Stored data
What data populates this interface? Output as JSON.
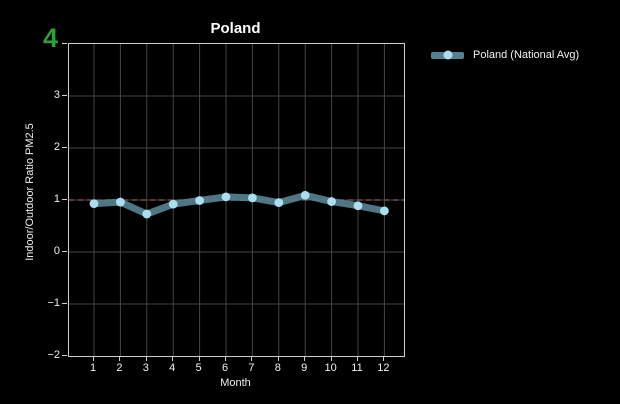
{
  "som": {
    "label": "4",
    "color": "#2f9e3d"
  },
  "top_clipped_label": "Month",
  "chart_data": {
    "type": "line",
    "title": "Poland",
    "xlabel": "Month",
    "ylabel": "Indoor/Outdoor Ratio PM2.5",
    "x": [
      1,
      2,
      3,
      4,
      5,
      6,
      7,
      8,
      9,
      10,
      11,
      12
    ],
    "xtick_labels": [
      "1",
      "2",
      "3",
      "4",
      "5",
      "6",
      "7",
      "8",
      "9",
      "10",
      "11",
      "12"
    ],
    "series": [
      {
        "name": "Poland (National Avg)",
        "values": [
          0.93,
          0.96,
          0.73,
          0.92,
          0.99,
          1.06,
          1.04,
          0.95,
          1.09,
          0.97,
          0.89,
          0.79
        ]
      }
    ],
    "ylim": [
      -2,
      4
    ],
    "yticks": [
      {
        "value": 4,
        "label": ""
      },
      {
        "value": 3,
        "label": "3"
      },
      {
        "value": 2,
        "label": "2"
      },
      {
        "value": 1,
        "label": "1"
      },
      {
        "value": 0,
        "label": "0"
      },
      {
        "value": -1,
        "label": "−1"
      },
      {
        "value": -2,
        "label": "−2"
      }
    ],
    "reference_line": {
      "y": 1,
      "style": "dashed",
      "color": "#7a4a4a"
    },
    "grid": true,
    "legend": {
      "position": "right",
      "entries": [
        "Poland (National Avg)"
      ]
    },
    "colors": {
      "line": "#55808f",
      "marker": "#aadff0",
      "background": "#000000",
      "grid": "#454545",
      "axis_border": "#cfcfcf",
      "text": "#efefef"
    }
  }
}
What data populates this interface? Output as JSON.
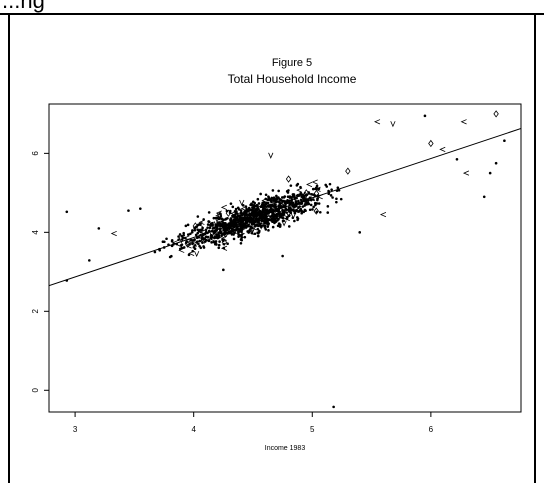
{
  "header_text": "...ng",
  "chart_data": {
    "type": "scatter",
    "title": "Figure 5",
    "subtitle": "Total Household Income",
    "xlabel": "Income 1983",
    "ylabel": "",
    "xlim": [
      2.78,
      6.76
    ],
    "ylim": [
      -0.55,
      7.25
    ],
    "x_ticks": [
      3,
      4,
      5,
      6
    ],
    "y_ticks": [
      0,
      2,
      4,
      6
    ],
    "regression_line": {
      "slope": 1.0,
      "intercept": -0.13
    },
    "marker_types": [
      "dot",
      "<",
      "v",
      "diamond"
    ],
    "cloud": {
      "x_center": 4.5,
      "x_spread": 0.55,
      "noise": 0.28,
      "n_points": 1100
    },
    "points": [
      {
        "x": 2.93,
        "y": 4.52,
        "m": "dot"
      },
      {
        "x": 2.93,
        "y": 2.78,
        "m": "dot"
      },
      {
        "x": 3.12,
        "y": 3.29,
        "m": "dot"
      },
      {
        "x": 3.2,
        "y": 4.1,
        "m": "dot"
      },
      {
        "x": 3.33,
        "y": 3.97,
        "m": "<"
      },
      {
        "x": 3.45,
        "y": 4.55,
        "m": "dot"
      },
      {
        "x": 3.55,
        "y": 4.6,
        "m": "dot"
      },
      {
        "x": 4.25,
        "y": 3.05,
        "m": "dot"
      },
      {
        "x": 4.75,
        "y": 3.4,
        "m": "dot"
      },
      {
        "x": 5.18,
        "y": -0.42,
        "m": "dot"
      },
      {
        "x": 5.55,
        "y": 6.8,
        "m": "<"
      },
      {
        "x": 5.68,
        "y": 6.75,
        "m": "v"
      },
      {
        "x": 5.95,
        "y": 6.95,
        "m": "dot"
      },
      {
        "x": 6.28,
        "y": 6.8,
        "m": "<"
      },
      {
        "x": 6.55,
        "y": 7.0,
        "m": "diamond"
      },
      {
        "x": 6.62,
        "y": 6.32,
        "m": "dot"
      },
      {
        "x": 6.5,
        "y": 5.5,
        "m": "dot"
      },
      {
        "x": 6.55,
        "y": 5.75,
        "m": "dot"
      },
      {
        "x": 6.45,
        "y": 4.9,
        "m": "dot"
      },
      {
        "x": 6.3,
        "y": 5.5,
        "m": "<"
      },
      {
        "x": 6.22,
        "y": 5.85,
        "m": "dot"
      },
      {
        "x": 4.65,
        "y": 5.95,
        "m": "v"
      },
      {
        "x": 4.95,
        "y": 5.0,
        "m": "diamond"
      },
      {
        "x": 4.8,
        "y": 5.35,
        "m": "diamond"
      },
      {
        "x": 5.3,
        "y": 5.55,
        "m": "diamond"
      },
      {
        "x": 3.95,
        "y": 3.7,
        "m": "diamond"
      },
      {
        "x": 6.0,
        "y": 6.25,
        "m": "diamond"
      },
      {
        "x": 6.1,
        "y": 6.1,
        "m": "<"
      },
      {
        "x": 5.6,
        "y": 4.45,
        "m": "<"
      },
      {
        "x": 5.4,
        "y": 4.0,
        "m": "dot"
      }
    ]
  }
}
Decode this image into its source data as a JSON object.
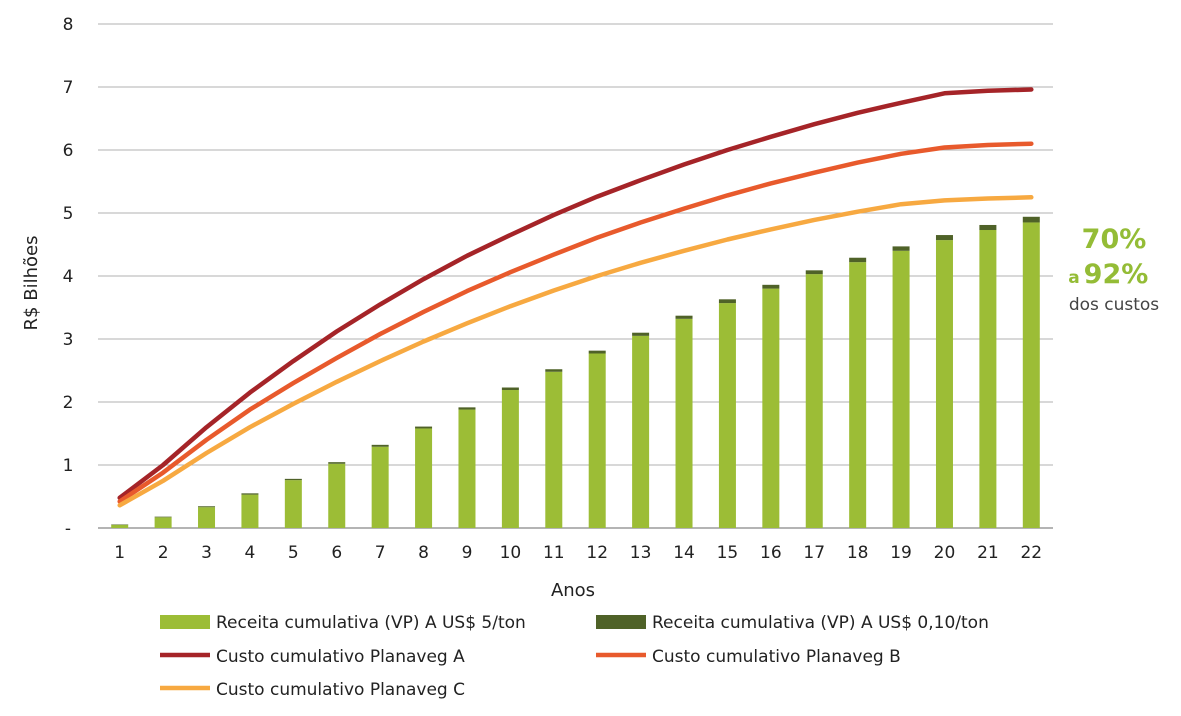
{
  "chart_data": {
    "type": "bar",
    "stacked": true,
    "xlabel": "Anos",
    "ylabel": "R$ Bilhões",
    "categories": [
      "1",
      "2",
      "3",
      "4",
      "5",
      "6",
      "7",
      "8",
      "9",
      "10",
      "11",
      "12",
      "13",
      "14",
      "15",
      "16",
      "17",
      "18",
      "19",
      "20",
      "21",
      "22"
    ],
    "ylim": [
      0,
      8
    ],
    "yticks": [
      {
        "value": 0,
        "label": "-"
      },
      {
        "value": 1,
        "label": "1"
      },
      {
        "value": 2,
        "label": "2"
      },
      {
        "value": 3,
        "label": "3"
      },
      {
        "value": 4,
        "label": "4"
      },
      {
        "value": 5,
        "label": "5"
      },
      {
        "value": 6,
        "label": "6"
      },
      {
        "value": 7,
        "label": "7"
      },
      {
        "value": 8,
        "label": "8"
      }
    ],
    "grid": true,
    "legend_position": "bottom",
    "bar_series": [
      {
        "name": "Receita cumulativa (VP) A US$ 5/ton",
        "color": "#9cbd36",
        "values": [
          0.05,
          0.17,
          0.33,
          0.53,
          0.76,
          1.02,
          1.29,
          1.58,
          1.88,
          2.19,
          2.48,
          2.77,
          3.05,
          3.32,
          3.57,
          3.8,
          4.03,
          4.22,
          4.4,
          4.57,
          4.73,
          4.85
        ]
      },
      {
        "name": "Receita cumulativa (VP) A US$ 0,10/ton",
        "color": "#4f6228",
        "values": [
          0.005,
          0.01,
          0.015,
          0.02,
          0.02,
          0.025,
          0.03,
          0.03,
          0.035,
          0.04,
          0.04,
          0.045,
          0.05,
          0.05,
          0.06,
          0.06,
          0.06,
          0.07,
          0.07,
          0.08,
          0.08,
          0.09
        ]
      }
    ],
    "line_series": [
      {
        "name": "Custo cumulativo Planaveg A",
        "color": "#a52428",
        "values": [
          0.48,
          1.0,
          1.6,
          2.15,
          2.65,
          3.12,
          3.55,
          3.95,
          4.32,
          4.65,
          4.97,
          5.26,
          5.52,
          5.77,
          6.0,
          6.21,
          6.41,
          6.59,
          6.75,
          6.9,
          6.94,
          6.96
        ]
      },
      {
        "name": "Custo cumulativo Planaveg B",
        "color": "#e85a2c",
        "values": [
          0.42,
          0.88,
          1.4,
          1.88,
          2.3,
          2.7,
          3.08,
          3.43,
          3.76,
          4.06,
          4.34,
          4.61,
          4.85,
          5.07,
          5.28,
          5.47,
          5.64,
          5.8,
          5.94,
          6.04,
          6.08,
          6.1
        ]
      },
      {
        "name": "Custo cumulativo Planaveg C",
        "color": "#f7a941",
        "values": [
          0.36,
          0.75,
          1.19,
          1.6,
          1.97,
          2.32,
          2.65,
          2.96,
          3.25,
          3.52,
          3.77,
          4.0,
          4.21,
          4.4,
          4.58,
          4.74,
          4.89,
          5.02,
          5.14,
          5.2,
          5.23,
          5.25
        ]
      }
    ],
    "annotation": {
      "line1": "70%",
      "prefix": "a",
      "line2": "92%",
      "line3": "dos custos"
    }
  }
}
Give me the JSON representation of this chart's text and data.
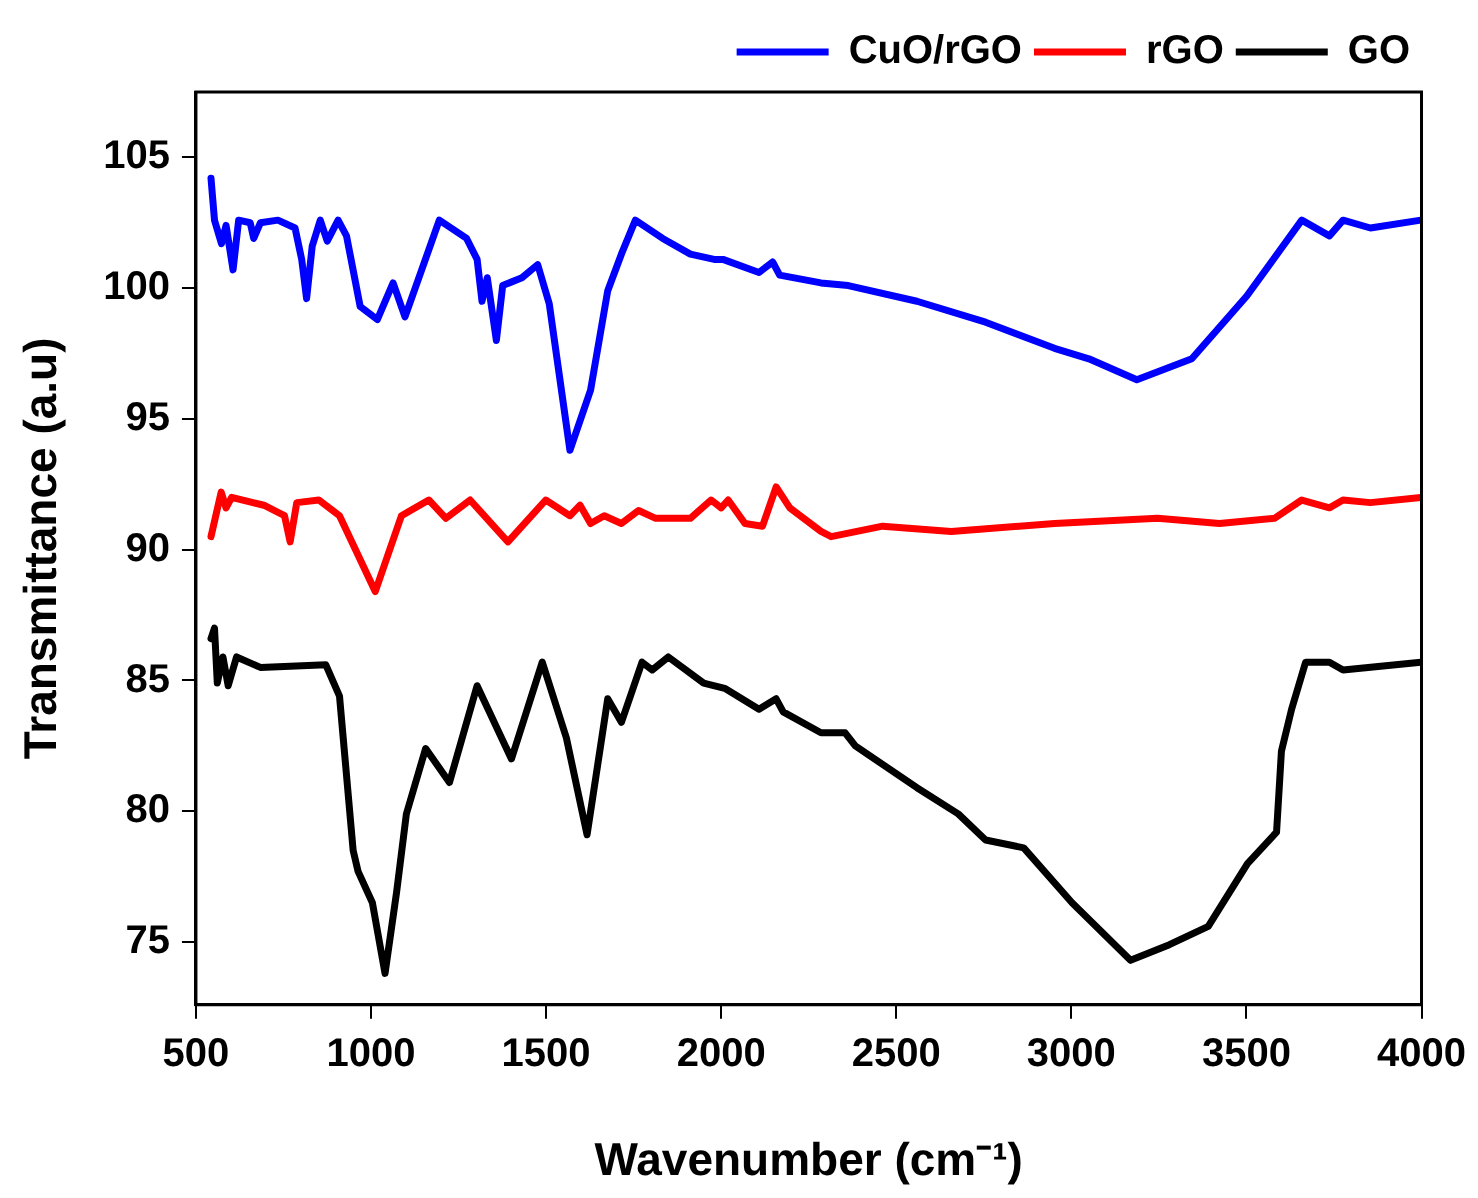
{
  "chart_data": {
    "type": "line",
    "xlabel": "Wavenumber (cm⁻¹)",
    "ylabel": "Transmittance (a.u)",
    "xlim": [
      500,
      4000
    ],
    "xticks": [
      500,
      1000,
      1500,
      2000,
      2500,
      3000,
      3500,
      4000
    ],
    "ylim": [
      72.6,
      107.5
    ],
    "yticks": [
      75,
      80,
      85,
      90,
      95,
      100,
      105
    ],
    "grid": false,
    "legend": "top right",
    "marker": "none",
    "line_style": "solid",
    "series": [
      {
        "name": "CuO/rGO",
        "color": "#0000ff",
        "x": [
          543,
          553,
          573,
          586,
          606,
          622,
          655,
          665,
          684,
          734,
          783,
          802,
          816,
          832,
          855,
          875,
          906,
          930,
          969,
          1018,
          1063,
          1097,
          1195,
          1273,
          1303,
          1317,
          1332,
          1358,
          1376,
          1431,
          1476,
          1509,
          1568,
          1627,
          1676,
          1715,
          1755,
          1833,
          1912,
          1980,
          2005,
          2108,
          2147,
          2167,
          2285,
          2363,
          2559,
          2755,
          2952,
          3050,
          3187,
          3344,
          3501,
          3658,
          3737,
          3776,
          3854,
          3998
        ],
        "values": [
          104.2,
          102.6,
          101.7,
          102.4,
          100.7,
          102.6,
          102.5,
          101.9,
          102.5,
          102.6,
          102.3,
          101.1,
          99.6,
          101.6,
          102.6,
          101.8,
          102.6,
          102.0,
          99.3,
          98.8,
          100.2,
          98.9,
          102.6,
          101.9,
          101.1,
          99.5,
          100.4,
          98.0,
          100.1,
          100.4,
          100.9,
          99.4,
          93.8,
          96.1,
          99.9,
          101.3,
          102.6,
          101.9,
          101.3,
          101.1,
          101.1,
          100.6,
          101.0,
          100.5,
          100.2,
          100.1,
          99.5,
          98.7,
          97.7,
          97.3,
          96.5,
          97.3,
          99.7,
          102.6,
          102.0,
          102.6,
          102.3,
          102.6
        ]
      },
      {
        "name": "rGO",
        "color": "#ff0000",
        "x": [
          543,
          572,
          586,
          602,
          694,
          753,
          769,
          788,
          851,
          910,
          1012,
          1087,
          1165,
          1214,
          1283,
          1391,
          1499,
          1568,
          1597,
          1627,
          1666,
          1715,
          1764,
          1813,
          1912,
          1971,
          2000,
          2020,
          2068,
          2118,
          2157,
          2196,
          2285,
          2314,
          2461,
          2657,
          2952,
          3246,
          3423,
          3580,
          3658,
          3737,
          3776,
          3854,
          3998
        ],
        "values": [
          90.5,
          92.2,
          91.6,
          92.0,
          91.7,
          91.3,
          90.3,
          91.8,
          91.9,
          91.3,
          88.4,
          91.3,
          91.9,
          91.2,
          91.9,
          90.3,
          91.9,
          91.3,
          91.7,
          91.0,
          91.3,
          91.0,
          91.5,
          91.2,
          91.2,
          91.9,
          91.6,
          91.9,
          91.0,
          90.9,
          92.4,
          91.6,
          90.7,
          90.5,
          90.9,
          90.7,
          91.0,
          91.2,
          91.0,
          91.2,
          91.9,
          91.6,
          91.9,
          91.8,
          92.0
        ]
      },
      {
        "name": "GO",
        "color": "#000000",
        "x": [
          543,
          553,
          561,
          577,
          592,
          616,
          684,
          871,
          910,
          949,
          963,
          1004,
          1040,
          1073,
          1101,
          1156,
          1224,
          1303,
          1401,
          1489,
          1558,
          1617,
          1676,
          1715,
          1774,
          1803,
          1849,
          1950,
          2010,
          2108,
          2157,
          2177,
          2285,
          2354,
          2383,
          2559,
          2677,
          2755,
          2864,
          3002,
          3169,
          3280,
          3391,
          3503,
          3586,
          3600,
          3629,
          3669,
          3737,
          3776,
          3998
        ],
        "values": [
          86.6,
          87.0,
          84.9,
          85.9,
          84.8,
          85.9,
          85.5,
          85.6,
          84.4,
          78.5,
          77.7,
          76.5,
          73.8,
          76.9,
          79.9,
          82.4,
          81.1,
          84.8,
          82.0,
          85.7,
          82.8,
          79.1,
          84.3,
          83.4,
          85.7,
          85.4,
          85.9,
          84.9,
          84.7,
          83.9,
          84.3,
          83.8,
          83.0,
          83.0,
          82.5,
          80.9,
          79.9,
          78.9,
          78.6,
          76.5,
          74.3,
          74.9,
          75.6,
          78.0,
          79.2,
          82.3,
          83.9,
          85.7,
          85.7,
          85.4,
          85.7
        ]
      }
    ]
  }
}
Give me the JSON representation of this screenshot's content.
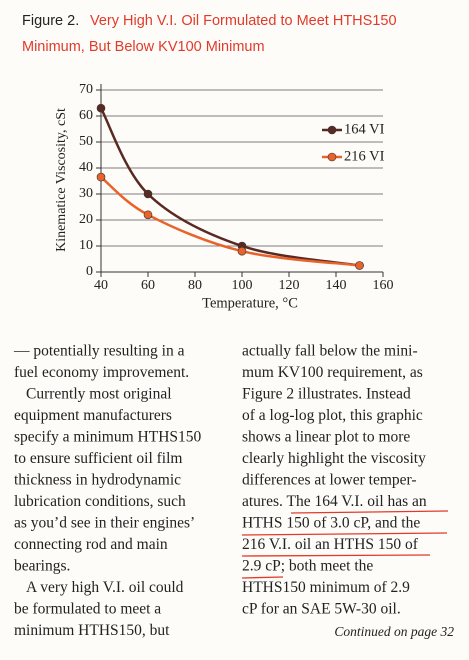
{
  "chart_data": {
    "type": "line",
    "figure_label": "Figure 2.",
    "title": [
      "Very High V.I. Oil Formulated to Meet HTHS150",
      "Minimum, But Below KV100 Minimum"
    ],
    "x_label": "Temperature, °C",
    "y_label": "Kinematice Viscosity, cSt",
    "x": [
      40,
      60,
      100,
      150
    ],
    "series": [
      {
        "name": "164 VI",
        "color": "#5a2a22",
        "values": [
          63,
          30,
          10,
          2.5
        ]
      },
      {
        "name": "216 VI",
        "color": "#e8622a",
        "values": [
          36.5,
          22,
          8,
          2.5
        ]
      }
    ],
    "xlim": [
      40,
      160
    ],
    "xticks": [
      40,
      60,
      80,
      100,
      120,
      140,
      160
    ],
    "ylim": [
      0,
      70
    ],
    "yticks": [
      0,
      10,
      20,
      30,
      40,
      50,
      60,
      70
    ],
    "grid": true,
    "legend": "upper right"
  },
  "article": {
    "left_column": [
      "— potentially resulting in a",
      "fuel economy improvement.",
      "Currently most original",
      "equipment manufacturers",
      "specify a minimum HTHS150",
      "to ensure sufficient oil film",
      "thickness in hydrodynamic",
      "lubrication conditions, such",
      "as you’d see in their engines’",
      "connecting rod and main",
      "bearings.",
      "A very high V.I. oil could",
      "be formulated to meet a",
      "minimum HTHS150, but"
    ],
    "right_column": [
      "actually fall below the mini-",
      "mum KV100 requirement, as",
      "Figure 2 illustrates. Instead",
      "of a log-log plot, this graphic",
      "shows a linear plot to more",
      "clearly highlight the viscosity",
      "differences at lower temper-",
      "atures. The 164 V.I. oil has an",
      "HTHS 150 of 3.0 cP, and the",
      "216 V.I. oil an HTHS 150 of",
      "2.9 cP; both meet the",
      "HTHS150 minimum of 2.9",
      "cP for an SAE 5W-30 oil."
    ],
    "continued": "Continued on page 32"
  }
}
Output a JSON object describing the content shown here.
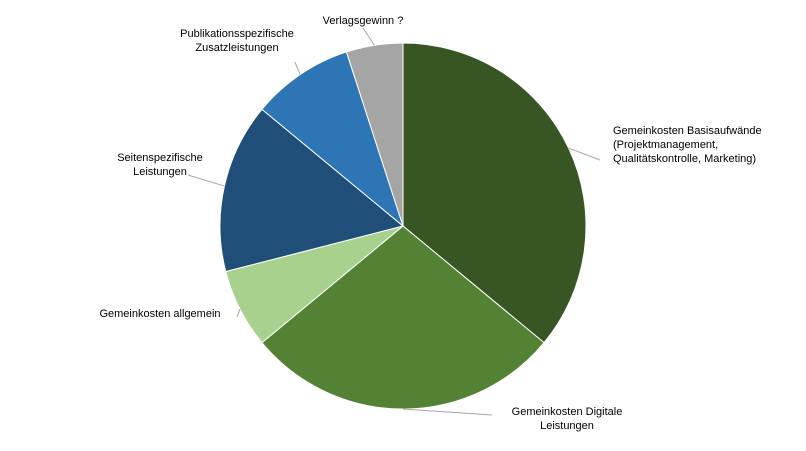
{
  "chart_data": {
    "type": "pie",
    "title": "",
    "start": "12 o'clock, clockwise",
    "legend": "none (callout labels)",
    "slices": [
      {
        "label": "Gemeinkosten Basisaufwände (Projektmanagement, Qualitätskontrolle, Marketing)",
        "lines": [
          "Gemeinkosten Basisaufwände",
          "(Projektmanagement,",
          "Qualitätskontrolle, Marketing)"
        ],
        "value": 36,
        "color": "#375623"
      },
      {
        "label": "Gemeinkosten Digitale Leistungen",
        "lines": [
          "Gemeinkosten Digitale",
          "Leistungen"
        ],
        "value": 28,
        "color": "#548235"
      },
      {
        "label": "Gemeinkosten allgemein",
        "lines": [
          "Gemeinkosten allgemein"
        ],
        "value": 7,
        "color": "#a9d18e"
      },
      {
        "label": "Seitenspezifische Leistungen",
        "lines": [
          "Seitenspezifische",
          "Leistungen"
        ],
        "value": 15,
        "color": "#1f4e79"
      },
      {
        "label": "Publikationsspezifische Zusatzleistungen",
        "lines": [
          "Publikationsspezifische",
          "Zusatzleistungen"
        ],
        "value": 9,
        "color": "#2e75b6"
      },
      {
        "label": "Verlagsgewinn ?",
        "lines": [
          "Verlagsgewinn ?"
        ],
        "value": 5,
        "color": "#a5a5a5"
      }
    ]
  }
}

[Required work]: Each line in the entries above that includes the string "Basisaufwände" should be extracted.

[Task response]:
        "label": "Gemeinkosten Basisaufwände (Projektmanagement, Qualitätskontrolle, Marketing)",
          "Gemeinkosten Basisaufwände",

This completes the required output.